▶ _Data listing_:
━━━━

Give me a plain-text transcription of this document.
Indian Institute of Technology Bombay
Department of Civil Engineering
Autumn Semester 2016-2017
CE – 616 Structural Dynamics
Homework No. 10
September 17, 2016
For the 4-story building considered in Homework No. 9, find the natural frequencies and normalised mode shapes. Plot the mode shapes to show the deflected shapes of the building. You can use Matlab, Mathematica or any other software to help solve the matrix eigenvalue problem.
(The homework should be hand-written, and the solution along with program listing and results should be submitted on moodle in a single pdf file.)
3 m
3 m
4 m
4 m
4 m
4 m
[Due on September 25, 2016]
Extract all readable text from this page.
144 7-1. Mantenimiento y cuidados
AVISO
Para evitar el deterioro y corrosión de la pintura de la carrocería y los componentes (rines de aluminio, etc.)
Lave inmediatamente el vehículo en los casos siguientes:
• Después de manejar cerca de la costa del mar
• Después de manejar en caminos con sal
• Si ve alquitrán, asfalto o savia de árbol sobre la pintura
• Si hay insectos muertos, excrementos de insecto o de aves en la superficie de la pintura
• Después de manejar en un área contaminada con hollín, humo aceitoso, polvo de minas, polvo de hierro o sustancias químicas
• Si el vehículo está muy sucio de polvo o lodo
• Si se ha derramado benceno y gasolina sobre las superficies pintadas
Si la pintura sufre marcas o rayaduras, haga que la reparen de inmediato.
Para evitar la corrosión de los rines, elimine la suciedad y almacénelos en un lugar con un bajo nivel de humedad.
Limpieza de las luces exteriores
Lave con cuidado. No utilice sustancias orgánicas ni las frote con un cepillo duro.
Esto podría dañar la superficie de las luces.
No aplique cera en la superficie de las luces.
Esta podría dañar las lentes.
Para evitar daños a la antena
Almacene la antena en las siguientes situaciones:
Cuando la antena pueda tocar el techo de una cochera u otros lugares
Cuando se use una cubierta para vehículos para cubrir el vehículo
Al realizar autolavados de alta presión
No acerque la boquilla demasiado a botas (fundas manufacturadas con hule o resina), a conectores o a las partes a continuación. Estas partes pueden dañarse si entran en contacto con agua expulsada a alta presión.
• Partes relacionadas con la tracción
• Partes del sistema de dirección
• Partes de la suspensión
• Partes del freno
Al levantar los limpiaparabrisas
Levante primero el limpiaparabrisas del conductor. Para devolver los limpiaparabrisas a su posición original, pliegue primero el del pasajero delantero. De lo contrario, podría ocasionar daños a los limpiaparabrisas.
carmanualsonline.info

━━━━

▶ _Your goal_: Which lines hold the word "Cuando"? Return all of them from the records above.

▶ _The output_:
Cuando la antena pueda tocar el techo de una cochera u otros lugares
Cuando se use una cubierta para vehículos para cubrir el vehículo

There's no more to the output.